TEXT TO READ →
◆ ◆ ◆ ◆ ◆

By John Payne for Aves Lair

DLCC (Digital Capital Lending Corp) is a member of Aves Lair’s Winter 2020 accelerator cohort. 

Digital assets were once widely regarded as novelties. Recently, however, they have begun to emerge as practical investment vehicles for traditional institutions. But much work remains to be done to build the infrastructure to connect institutions with the growing digital asset ecosystem. Clearer regulatory guidance, robust prime brokerage offerings, and the continued development of the digital asset space will not only clear the path for traditional institutions’ participation in the digital asset class, but also shape how institutions use these assets.

Aves Lair recently hosted a panel discussion by leaders in the digital asset and decentralized finance (DeFi) space that centered on the topic of bridging the gap between traditional institutions and digital assets. Dean Somes, Vice President and Wealth Manager at BNY Mellon and former senior portfolio manager for a Dallas-based family office, moderated the discussion, quizzing the participants on a range of subjects relating to digital assets, some of which are covered here.

The panelists included James Runnels, Co-founder and CEO of Digital Lending Capital Corp (DLCC), a full-service, institutional-grade prime brokerage for digital assets and member of Aves Lair’s Winter 2020 accelerator cohort; Jeanine Hightower-Sellitto, CEO of commodity digitization and tokenization ecosystem Atomyze and member of DLCC’s Board of Directors; Kevin Kang, Founding Principal at BKCoin Capital - a digital asset hedge fund; and Darsh Singh, Co-Founder and Chief Investment Officer at digital asset and cryptocurrency-focused investment fund Hazoor Partners.

◆ ◆ ◆ ◆ ◆

RECORD EXCERPTS →
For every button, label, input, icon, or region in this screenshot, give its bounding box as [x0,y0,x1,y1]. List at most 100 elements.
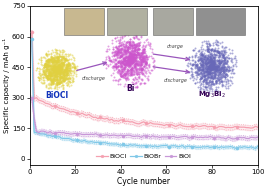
Point [28,157,33,160]
Point [29,157,34,160]
Point [28,157,32,160]
Point [28,157,32,160]
Point [29,157,33,160]
Point [28,157,32,160]
Point [29,157,34,160]
Point [28,157,32,160]
Point [29,157,34,160]
Point [29,157,34,160]
Point [28,157,32,160]
Point [29,157,34,160]
Point [29,157,34,160]
Point [28,157,32,160]
Point [29,157,34,160]
Point [29,157,34,160]
Point [28,157,32,160]
Point [28,157,33,160]
Point [28,157,32,160]
Point [29,157,33,160]
Point [29,157,34,160]
Point [29,157,34,160]
Point [28,157,33,160]
Point [28,157,32,160]
Point [29,157,34,160]
Point [28,157,32,160]
Point [28,157,32,160]
Point [28,157,33,160]
Point [29,157,34,160]
Point [28,157,33,160]
Point [29,157,34,160]
Point [29,157,34,160]
Point [28,157,32,160]
Point [28,157,32,160]
Point [28,157,33,160]
BiOI [165,136,168,138]
Point [28,157,33,160]
Point [28,157,32,160]
Text: BiOCl: BiOCl [45,91,69,100]
Point [28,157,32,160]
Point [29,157,33,160]
Point [29,157,34,160]
Point [28,157,32,160]
Point [29,157,34,160]
Point [29,157,34,160]
Point [29,157,34,160]
Point [28,157,32,160]
Point [29,157,33,160]
Point [28,157,33,160]
Point [28,157,32,160]
Point [29,157,34,160]
Point [28,157,32,160]
Point [28,157,33,160]
Point [29,157,34,160]
Point [28,157,32,160]
Point [28,157,32,160]
Point [28,157,32,160]
Point [29,157,34,160]
Point [28,157,32,160]
Point [29,157,33,160]
Point [28,157,33,160]
Point [28,157,32,160]
Point [28,157,32,160]
Point [29,157,34,160]
Point [29,157,34,160]
Point [28,157,32,160]
Point [29,157,34,160]
Point [28,157,32,160]
Point [28,157,32,160]
Point [28,157,33,160]
Point [29,157,33,160]
Point [28,157,32,160]
Point [28,157,33,160]
Point [29,157,34,160]
Point [28,157,33,160]
Point [28,157,33,160]
Point [28,157,33,160]
Point [28,157,32,160]
Point [29,157,34,160]
Point [28,157,32,160]
Point [28,157,33,160]
Point [29,157,34,160]
Point [28,157,32,160]
Point [28,157,33,160]
Point [28,157,32,160]
Point [28,157,32,160]
Point [29,157,34,160]
Point [28,157,33,160]
Point [29,157,34,160]
Point [28,157,33,160]
Point [29,157,34,160]
Point [29,157,34,160]
Point [29,157,34,160]
Point [29,157,34,160]
Point [29,157,34,160]
Point [29,157,34,160]
Point [28,157,32,160]
Point [29,157,34,160]
Point [28,157,32,160]
Point [28,157,33,160]
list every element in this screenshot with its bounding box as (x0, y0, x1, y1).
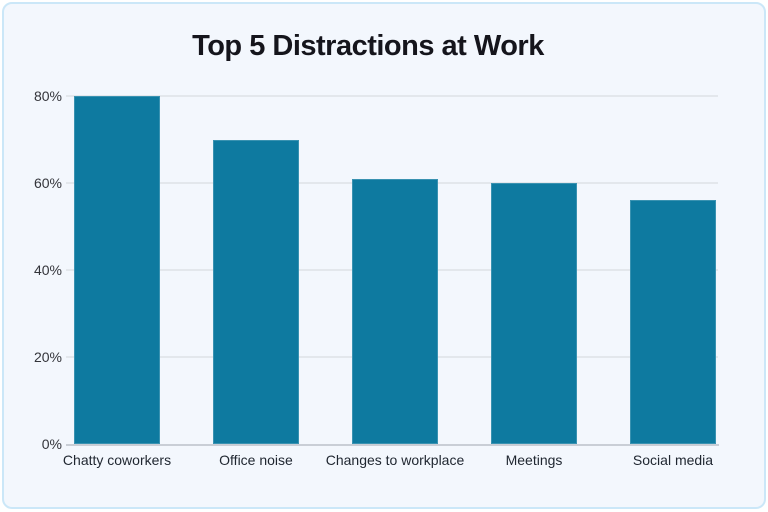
x-category-label-changes-to-workplace: Changes to workplace (325, 452, 465, 468)
bar-chatty-coworkers (74, 96, 160, 444)
gridline-80 (66, 95, 718, 97)
x-category-label-social-media: Social media (632, 452, 714, 468)
y-tick-label-20: 20% (33, 349, 62, 365)
x-axis-line (66, 444, 719, 446)
y-tick-label-60: 60% (33, 175, 62, 191)
x-category-label-meetings: Meetings (505, 452, 563, 468)
bar-meetings (491, 183, 577, 444)
bar-changes-to-workplace (352, 178, 438, 444)
chart-title: Top 5 Distractions at Work (192, 30, 544, 62)
bar-office-noise (213, 139, 299, 444)
y-tick-label-40: 40% (33, 262, 62, 278)
x-category-label-chatty-coworkers: Chatty coworkers (62, 452, 172, 468)
x-category-label-office-noise: Office noise (219, 452, 293, 468)
y-tick-label-80: 80% (33, 88, 62, 104)
y-tick-label-0: 0% (41, 436, 62, 452)
bar-social-media (630, 200, 716, 444)
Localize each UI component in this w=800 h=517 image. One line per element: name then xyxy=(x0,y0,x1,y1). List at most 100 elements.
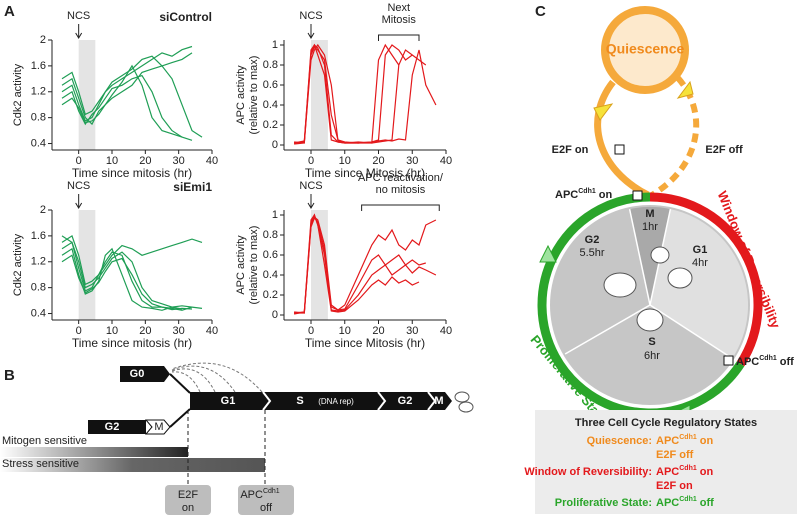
trace xyxy=(294,216,437,314)
y-tick-label: 1 xyxy=(272,39,278,51)
y-tick-label: 1.6 xyxy=(31,60,46,72)
x-axis-label: Time since Mitosis (hr) xyxy=(305,336,425,350)
y-tick-label: 0 xyxy=(272,309,278,321)
legend-label: Window of Reversibility: xyxy=(524,466,652,478)
panel-label: C xyxy=(535,3,546,20)
annotation: Mitosis xyxy=(382,14,417,26)
y-tick-label: 0.6 xyxy=(263,79,278,91)
phase-label: S xyxy=(648,336,655,348)
y-tick-label: 0.2 xyxy=(263,289,278,301)
legend-label: Proliferative State: xyxy=(555,497,652,509)
trace xyxy=(61,65,203,138)
phase-duration: 5.5hr xyxy=(579,247,604,259)
cycle-diagram: Quiescence E2F on E2F off APCCdh1 on APCC… xyxy=(524,6,797,514)
x-tick-label: 30 xyxy=(173,325,185,337)
callout: on xyxy=(182,502,194,514)
y-tick-label: 0.4 xyxy=(263,99,278,111)
x-tick-label: 40 xyxy=(440,325,452,337)
phase-label: G1 xyxy=(693,244,708,256)
trace xyxy=(61,234,203,286)
panel-label: B xyxy=(4,367,15,384)
y-axis-label: Cdk2 activity xyxy=(12,63,24,126)
trace xyxy=(61,247,183,311)
x-tick-label: 20 xyxy=(139,155,151,167)
condition-label: siEmi1 xyxy=(173,180,212,194)
x-tick-label: 30 xyxy=(406,155,418,167)
x-tick-label: 40 xyxy=(440,155,452,167)
x-axis-label: Time since mitosis (hr) xyxy=(72,166,192,180)
y-tick-label: 0.2 xyxy=(263,119,278,131)
trace xyxy=(61,74,193,141)
y-tick-label: 1.2 xyxy=(31,86,46,98)
x-tick-label: 40 xyxy=(206,325,218,337)
phase-duration: 1hr xyxy=(642,221,658,233)
phase-label: G2 xyxy=(585,234,600,246)
x-tick-label: 0 xyxy=(308,325,314,337)
annotation-arrowhead xyxy=(307,32,315,39)
x-tick-label: 30 xyxy=(173,155,185,167)
y-tick-label: 1.2 xyxy=(31,256,46,268)
phase-label: S xyxy=(296,395,303,407)
sensitivity-label: Mitogen sensitive xyxy=(2,435,87,447)
phase-duration: 6hr xyxy=(644,350,660,362)
switch-label: E2F on xyxy=(552,144,589,156)
trace xyxy=(61,64,183,138)
trace xyxy=(294,215,426,314)
phase-label: M xyxy=(645,208,654,220)
phase-label: M xyxy=(154,421,163,433)
switch-label: E2F off xyxy=(705,144,743,156)
phase-label: G2 xyxy=(105,421,120,433)
legend-value: E2F on xyxy=(656,480,693,492)
y-tick-label: 0.6 xyxy=(263,249,278,261)
legend-label: Quiescence: xyxy=(587,435,652,447)
x-tick-label: 0 xyxy=(76,325,82,337)
x-tick-label: 20 xyxy=(372,155,384,167)
x-tick-label: 20 xyxy=(139,325,151,337)
annotation: APC reactivation/ xyxy=(358,172,444,184)
y-axis-label: (relative to max) xyxy=(248,56,260,135)
phase-note: (DNA rep) xyxy=(318,397,354,406)
treatment-shade xyxy=(78,210,96,320)
y-axis-label: APC activity xyxy=(235,65,247,125)
switch-label: APCCdh1 on xyxy=(555,188,612,201)
y-axis-label: APC activity xyxy=(235,235,247,295)
legend-box xyxy=(535,410,797,514)
trace xyxy=(293,43,437,144)
phase-duration: 4hr xyxy=(692,257,708,269)
trace xyxy=(294,43,400,144)
y-tick-label: 0.8 xyxy=(263,229,278,241)
annotation-bracket xyxy=(378,34,420,41)
annotation: Next xyxy=(387,2,410,14)
legend-value: APCCdh1 on xyxy=(656,465,713,478)
trace xyxy=(61,52,193,116)
x-axis-label: Time since Mitosis (hr) xyxy=(305,166,425,180)
x-tick-label: 0 xyxy=(76,155,82,167)
y-tick-label: 0.4 xyxy=(263,269,278,281)
trace xyxy=(61,45,193,122)
annotation: NCS xyxy=(299,180,322,192)
y-tick-label: 0 xyxy=(272,139,278,151)
phase-label: G0 xyxy=(130,368,145,380)
sensitivity-label: Stress sensitive xyxy=(2,458,79,470)
x-tick-label: 20 xyxy=(372,325,384,337)
state-label: Quiescence xyxy=(606,41,685,57)
phase-label: G1 xyxy=(221,395,236,407)
y-tick-label: 2 xyxy=(40,34,46,46)
x-axis-label: Time since mitosis (hr) xyxy=(72,336,192,350)
callout: E2F xyxy=(178,489,198,501)
trace xyxy=(293,213,420,315)
y-tick-label: 0.4 xyxy=(31,307,46,319)
y-tick-label: 0.8 xyxy=(263,59,278,71)
y-axis-label: Cdk2 activity xyxy=(12,233,24,296)
y-axis-label: (relative to max) xyxy=(248,226,260,305)
x-tick-label: 10 xyxy=(106,155,118,167)
x-tick-label: 0 xyxy=(308,155,314,167)
annotation-arrowhead xyxy=(75,202,83,209)
annotation: no mitosis xyxy=(376,184,426,196)
timeline: G0 G2 M G1 S (DNA rep) G2 M Mitogen sens… xyxy=(0,362,474,515)
treatment-shade xyxy=(311,40,328,150)
x-tick-label: 10 xyxy=(339,155,351,167)
y-tick-label: 1 xyxy=(272,209,278,221)
treatment-shade xyxy=(311,210,328,320)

◆ ◆ ◆ ◆ ◆

SET EXERCISE A →
According to the article on the digital asset panel, what will open the way for traditional institutions to take part in the digital asset class? Answer in one to three sentences.
SET EXERCISE B →
Please list the panelists named in the article on the digital asset panel, each with the title and organization it gives them.
SET EXERCISE C →
Write the next part of the article on the digital asset panel, starting after its last sentence.

EXERCISE OUTPUT A →
Clearer regulatory guidance, robust prime brokerage offerings, and the continued development of the digital asset space will clear that path. The article adds that these same factors will also shape how institutions use these assets.

EXERCISE OUTPUT B →
- James Runnels, Co-founder and CEO of Digital Lending Capital Corp (DLCC)
- Jeanine Hightower-Sellitto, CEO of Atomyze and member of DLCC's Board of Directors
- Kevin Kang, Founding Principal at BKCoin Capital
- Darsh Singh, Co-Founder and Chief Investment Officer at Hazoor Partners

EXERCISE OUTPUT C →
To hear the full conversation, click here

Summary

  • Institutional interest in digital assets is building. Price movement, infrastructure, buy-in from name-brand institutions and clearer regulatory guidelines could catalyze widespread institutional adoption.
  • Clearer regulatory guidance will empower further institutional participation, but the decentralized nature of digital assets may pose challenges to regulators.
  • A digital asset prime services offering that boosts liquidity, centralizes margin management, and guides investors through the complex digital asset landscape should draw significant institutional investment in digital assets.
  • DeFi may still need some time to establish itself in the mainstream, but in the interim, new regulation-compliant digital asset options for investors could come online, as well as more accessible digital asset applications; digital assets might emerge as a institutional asset class; and provably scarce digital assets could spearhead a “wave of innovation.”

Price movement, infrastructure, buy-in from name-brand institutions and clearer regulatory guidelines could catalyze widespread institutional adoption of digital assets.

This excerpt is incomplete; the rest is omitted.